## PROVIDED INFORMATION
-=-=-

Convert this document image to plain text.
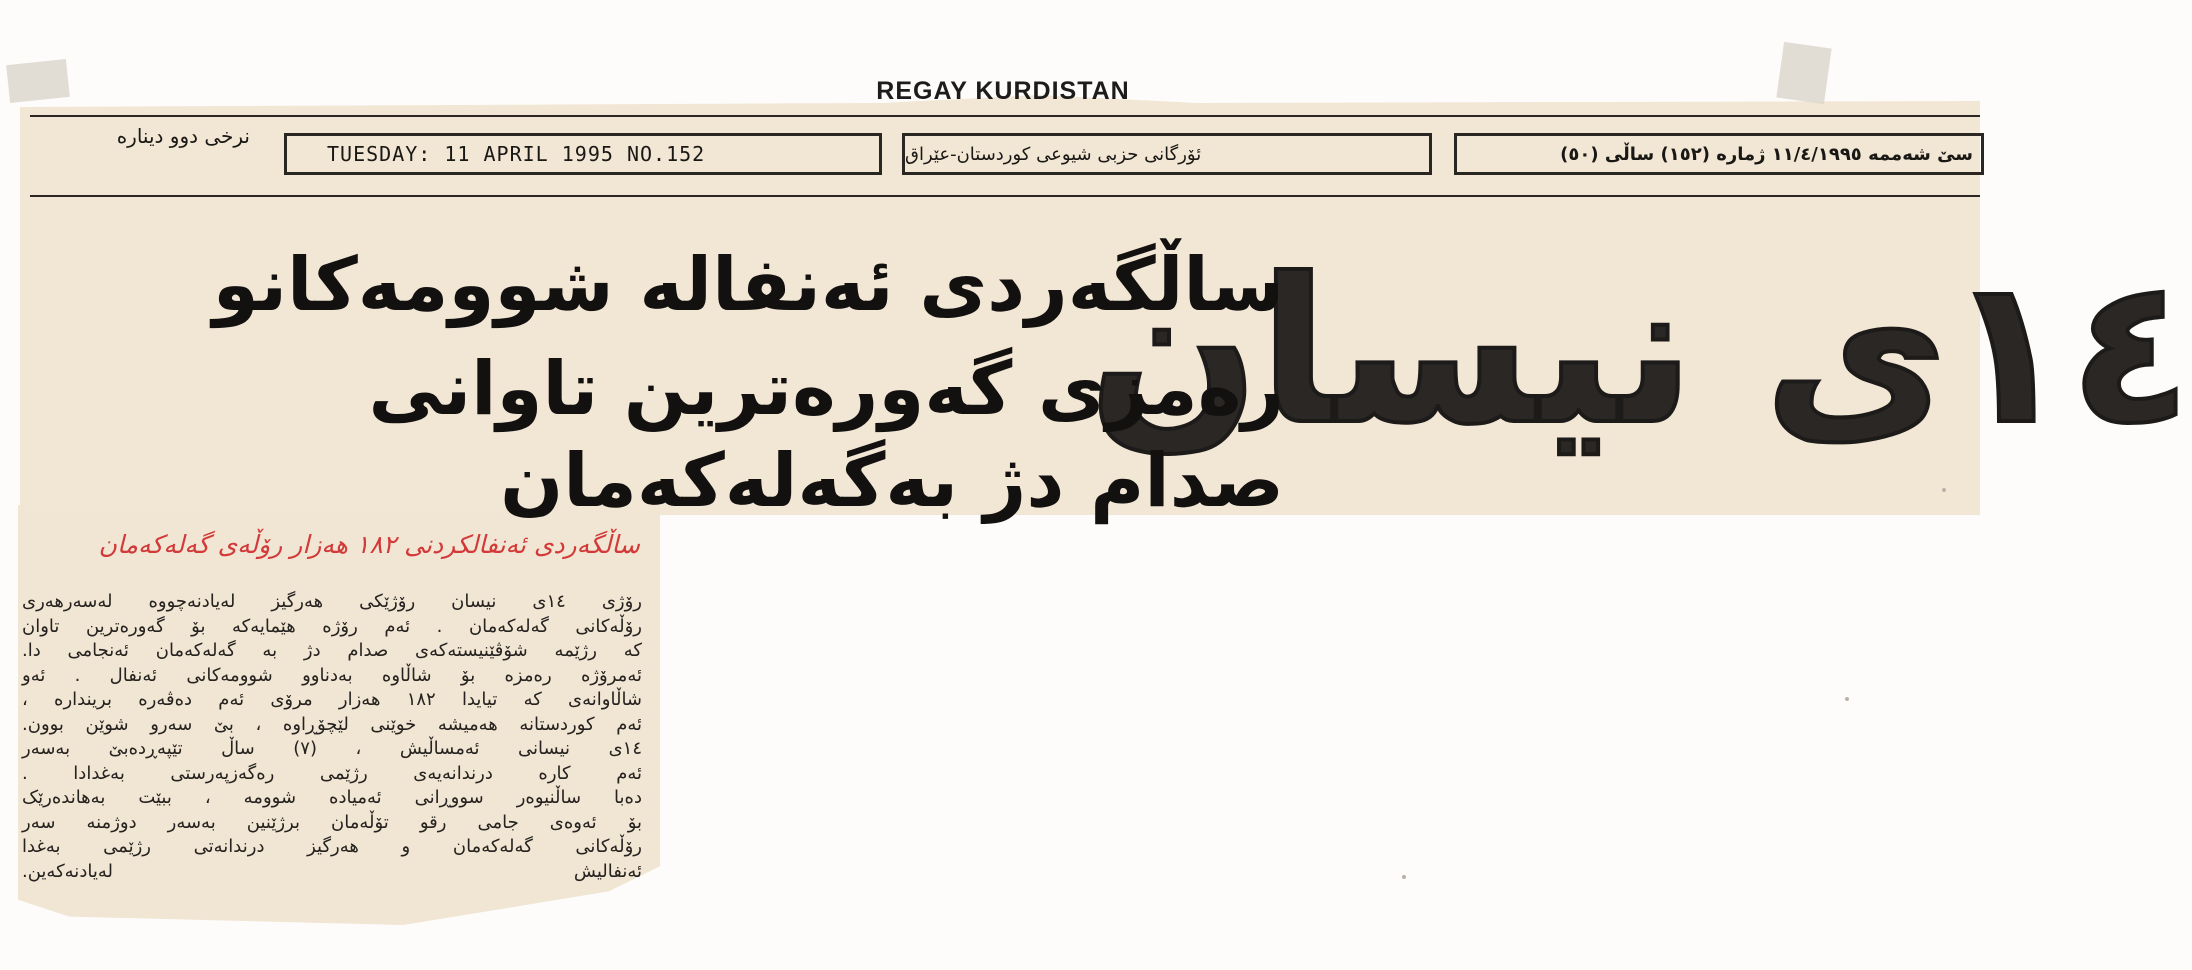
REGAY KURDISTAN
نرخی دوو دیناره
TUESDAY: 11 APRIL 1995 NO.152	ئۆرگانی حزبی شیوعی کوردستان-عێراق	سێ شەممە ١١/٤/١٩٩٥ ژمارە (١٥٢) ساڵی (٥٠)
١٤ی نیسان
ساڵگەردی ئەنفالە شوومەکانو
رەمزی گەورەترین تاوانی
صدام دژ بەگەلەکەمان
ساڵگەردی ئەنفالکردنی ١٨٢ هەزار رۆڵەی گەلەکەمان
رۆژی ١٤ی نیسان رۆژێکی هەرگیز لەیادنەچووە لەسەرهەری
رۆڵەکانی گەلەکەمان . ئەم رۆژە هێمایەکە بۆ گەورەترین تاوان
کە رژێمە شۆڤێنیستەکەی صدام دژ بە گەلەکەمان ئەنجامی دا.
ئەمرۆژە رەمزە بۆ شاڵاوە بەدناوو شوومەکانی ئەنفال . ئەو
شاڵاوانەی کە تیایدا ١٨٢ هەزار مرۆی ئەم دەڤەرە بریندارە ،
ئەم کوردستانە هەمیشە خوێنی لێچۆڕاوە ، بێ سەرو شوێن بوون.
١٤ی نیسانی ئەمساڵیش ، (٧) ساڵ تێپەڕدەبێ بەسەر
ئەم کارە درندانەیەی رژێمی رەگەزپەرستی بەغدادا .
دەبا ساڵنیوەر سووڕانی ئەمیادە شوومە ، ببێت بەهاندەرێک
بۆ ئەوەی جامی رقو تۆڵەمان برژێنین بەسەر دوژمنە سەر
رۆڵەکانی گەلەکەمان و هەرگیز درندانەتی رژێمی بەغدا
ئەنفالیش لەیادنەکەین.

-=-=-

## WHAT NEEDS TO BE DONE
Filter the records above for "رۆڵەکانی" and copy every matching line.

## RIGHT ANSWER
رۆڵەکانی گەلەکەمان . ئەم رۆژە هێمایەکە بۆ گەورەترین تاوان
رۆڵەکانی گەلەکەمان و هەرگیز درندانەتی رژێمی بەغدا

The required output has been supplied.